### WHAT TO DO
Copy all of the material below exactly.

### RECORDS FOR THIS TASK
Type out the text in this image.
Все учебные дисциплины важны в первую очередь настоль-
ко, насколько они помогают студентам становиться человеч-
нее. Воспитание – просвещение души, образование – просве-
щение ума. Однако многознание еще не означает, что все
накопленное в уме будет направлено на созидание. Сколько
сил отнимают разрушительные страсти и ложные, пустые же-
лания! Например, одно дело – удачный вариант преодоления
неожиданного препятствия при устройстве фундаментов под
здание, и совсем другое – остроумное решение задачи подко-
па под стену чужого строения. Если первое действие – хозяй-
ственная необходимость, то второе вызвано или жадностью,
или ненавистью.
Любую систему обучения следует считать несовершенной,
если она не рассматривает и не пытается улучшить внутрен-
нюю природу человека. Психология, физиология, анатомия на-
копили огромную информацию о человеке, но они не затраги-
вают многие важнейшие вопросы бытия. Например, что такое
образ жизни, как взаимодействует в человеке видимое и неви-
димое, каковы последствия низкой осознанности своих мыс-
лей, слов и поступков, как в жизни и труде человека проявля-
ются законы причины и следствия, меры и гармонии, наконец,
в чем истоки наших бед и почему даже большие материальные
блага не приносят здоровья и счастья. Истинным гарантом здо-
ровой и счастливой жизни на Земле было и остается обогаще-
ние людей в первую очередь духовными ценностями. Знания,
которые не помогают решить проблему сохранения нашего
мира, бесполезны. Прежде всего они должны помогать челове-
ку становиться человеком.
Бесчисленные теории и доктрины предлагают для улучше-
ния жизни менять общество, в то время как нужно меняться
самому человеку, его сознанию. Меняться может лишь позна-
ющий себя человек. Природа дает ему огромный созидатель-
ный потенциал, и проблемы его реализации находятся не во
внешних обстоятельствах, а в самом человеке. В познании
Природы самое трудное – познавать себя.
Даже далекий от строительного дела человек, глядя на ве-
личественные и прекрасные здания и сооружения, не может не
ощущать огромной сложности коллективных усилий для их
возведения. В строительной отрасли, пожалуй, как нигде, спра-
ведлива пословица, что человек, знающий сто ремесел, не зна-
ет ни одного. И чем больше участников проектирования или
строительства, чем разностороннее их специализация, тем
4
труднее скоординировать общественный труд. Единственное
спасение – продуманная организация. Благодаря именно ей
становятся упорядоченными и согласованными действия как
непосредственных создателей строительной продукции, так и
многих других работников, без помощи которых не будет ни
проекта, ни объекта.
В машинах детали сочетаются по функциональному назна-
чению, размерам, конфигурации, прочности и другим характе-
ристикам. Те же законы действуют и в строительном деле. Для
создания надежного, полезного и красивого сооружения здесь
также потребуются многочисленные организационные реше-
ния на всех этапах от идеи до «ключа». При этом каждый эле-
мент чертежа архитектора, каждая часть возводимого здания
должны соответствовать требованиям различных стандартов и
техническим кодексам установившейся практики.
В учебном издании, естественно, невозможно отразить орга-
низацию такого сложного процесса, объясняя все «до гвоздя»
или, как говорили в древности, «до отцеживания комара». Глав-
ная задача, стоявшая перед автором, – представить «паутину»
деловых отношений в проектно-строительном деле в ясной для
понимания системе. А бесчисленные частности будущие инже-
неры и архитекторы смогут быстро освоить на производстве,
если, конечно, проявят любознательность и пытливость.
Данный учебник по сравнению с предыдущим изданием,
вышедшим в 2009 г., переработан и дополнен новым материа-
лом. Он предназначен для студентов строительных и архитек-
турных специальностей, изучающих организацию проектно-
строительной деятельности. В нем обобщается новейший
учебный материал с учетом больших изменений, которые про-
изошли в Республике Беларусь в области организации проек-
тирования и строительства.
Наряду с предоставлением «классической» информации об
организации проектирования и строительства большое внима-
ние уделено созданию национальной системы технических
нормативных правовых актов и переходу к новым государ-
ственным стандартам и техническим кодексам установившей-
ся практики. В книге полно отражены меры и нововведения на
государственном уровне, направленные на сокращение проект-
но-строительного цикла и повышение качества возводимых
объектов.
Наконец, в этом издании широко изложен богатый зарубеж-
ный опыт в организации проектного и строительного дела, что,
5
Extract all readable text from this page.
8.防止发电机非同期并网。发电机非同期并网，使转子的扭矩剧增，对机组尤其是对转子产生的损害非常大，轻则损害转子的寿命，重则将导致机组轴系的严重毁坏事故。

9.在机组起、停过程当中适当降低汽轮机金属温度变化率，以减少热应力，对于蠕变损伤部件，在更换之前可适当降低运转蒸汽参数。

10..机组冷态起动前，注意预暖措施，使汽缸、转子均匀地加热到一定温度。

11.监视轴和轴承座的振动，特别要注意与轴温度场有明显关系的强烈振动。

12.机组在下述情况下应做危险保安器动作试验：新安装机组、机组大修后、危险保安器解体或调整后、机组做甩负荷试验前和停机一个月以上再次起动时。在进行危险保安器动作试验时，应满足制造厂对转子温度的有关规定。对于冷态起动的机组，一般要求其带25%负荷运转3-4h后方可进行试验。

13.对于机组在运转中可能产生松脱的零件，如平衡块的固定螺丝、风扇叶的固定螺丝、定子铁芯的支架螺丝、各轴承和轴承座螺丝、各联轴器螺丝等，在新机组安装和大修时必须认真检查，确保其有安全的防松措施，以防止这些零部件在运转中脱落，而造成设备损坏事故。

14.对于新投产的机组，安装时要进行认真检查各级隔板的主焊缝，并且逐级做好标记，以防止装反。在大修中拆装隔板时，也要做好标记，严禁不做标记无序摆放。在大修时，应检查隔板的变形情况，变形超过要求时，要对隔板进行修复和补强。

### WRITTEN RESPONSE
Type out the text in this image.
Все учебные дисциплины важны в первую очередь настоль-
ко, насколько они помогают студентам становиться человеч-
нее. Воспитание – просвещение души, образование – просве-
щение ума. Однако многознание еще не означает, что все
накопленное в уме будет направлено на созидание. Сколько
сил отнимают разрушительные страсти и ложные, пустые же-
лания! Например, одно дело – удачный вариант преодоления
неожиданного препятствия при устройстве фундаментов под
здание, и совсем другое – остроумное решение задачи подко-
па под стену чужого строения. Если первое действие – хозяй-
ственная необходимость, то второе вызвано или жадностью,
или ненавистью.
Любую систему обучения следует считать несовершенной,
если она не рассматривает и не пытается улучшить внутрен-
нюю природу человека. Психология, физиология, анатомия на-
копили огромную информацию о человеке, но они не затраги-
вают многие важнейшие вопросы бытия. Например, что такое
образ жизни, как взаимодействует в человеке видимое и неви-
димое, каковы последствия низкой осознанности своих мыс-
лей, слов и поступков, как в жизни и труде человека проявля-
ются законы причины и следствия, меры и гармонии, наконец,
в чем истоки наших бед и почему даже большие материальные
блага не приносят здоровья и счастья. Истинным гарантом здо-
ровой и счастливой жизни на Земле было и остается обогаще-
ние людей в первую очередь духовными ценностями. Знания,
которые не помогают решить проблему сохранения нашего
мира, бесполезны. Прежде всего они должны помогать челове-
ку становиться человеком.
Бесчисленные теории и доктрины предлагают для улучше-
ния жизни менять общество, в то время как нужно меняться
самому человеку, его сознанию. Меняться может лишь позна-
ющий себя человек. Природа дает ему огромный созидатель-
ный потенциал, и проблемы его реализации находятся не во
внешних обстоятельствах, а в самом человеке. В познании
Природы самое трудное – познавать себя.
Даже далекий от строительного дела человек, глядя на ве-
личественные и прекрасные здания и сооружения, не может не
ощущать огромной сложности коллективных усилий для их
возведения. В строительной отрасли, пожалуй, как нигде, спра-
ведлива пословица, что человек, знающий сто ремесел, не зна-
ет ни одного. И чем больше участников проектирования или
строительства, чем разностороннее их специализация, тем
4
труднее скоординировать общественный труд. Единственное
спасение – продуманная организация. Благодаря именно ей
становятся упорядоченными и согласованными действия как
непосредственных создателей строительной продукции, так и
многих других работников, без помощи которых не будет ни
проекта, ни объекта.
В машинах детали сочетаются по функциональному назна-
чению, размерам, конфигурации, прочности и другим характе-
ристикам. Те же законы действуют и в строительном деле. Для
создания надежного, полезного и красивого сооружения здесь
также потребуются многочисленные организационные реше-
ния на всех этапах от идеи до «ключа». При этом каждый эле-
мент чертежа архитектора, каждая часть возводимого здания
должны соответствовать требованиям различных стандартов и
техническим кодексам установившейся практики.
В учебном издании, естественно, невозможно отразить орга-
низацию такого сложного процесса, объясняя все «до гвоздя»
или, как говорили в древности, «до отцеживания комара». Глав-
ная задача, стоявшая перед автором, – представить «паутину»
деловых отношений в проектно-строительном деле в ясной для
понимания системе. А бесчисленные частности будущие инже-
неры и архитекторы смогут быстро освоить на производстве,
если, конечно, проявят любознательность и пытливость.
Данный учебник по сравнению с предыдущим изданием,
вышедшим в 2009 г., переработан и дополнен новым материа-
лом. Он предназначен для студентов строительных и архитек-
турных специальностей, изучающих организацию проектно-
строительной деятельности. В нем обобщается новейший
учебный материал с учетом больших изменений, которые про-
изошли в Республике Беларусь в области организации проек-
тирования и строительства.
Наряду с предоставлением «классической» информации об
организации проектирования и строительства большое внима-
ние уделено созданию национальной системы технических
нормативных правовых актов и переходу к новым государ-
ственным стандартам и техническим кодексам установившей-
ся практики. В книге полно отражены меры и нововведения на
государственном уровне, направленные на сокращение проект-
но-строительного цикла и повышение качества возводимых
объектов.
Наконец, в этом издании широко изложен богатый зарубеж-
ный опыт в организации проектного и строительного дела, что,
5
Extract all readable text from this page.
8.防止发电机非同期并网。发电机非同期并网，使转子的扭矩剧增，对机组尤其是对转子产生的损害非常大，轻则损害转子的寿命，重则将导致机组轴系的严重毁坏事故。

9.在机组起、停过程当中适当降低汽轮机金属温度变化率，以减少热应力，对于蠕变损伤部件，在更换之前可适当降低运转蒸汽参数。

10..机组冷态起动前，注意预暖措施，使汽缸、转子均匀地加热到一定温度。

11.监视轴和轴承座的振动，特别要注意与轴温度场有明显关系的强烈振动。

12.机组在下述情况下应做危险保安器动作试验：新安装机组、机组大修后、危险保安器解体或调整后、机组做甩负荷试验前和停机一个月以上再次起动时。在进行危险保安器动作试验时，应满足制造厂对转子温度的有关规定。对于冷态起动的机组，一般要求其带25%负荷运转3-4h后方可进行试验。

13.对于机组在运转中可能产生松脱的零件，如平衡块的固定螺丝、风扇叶的固定螺丝、定子铁芯的支架螺丝、各轴承和轴承座螺丝、各联轴器螺丝等，在新机组安装和大修时必须认真检查，确保其有安全的防松措施，以防止这些零部件在运转中脱落，而造成设备损坏事故。

14.对于新投产的机组，安装时要进行认真检查各级隔板的主焊缝，并且逐级做好标记，以防止装反。在大修中拆装隔板时，也要做好标记，严禁不做标记无序摆放。在大修时，应检查隔板的变形情况，变形超过要求时，要对隔板进行修复和补强。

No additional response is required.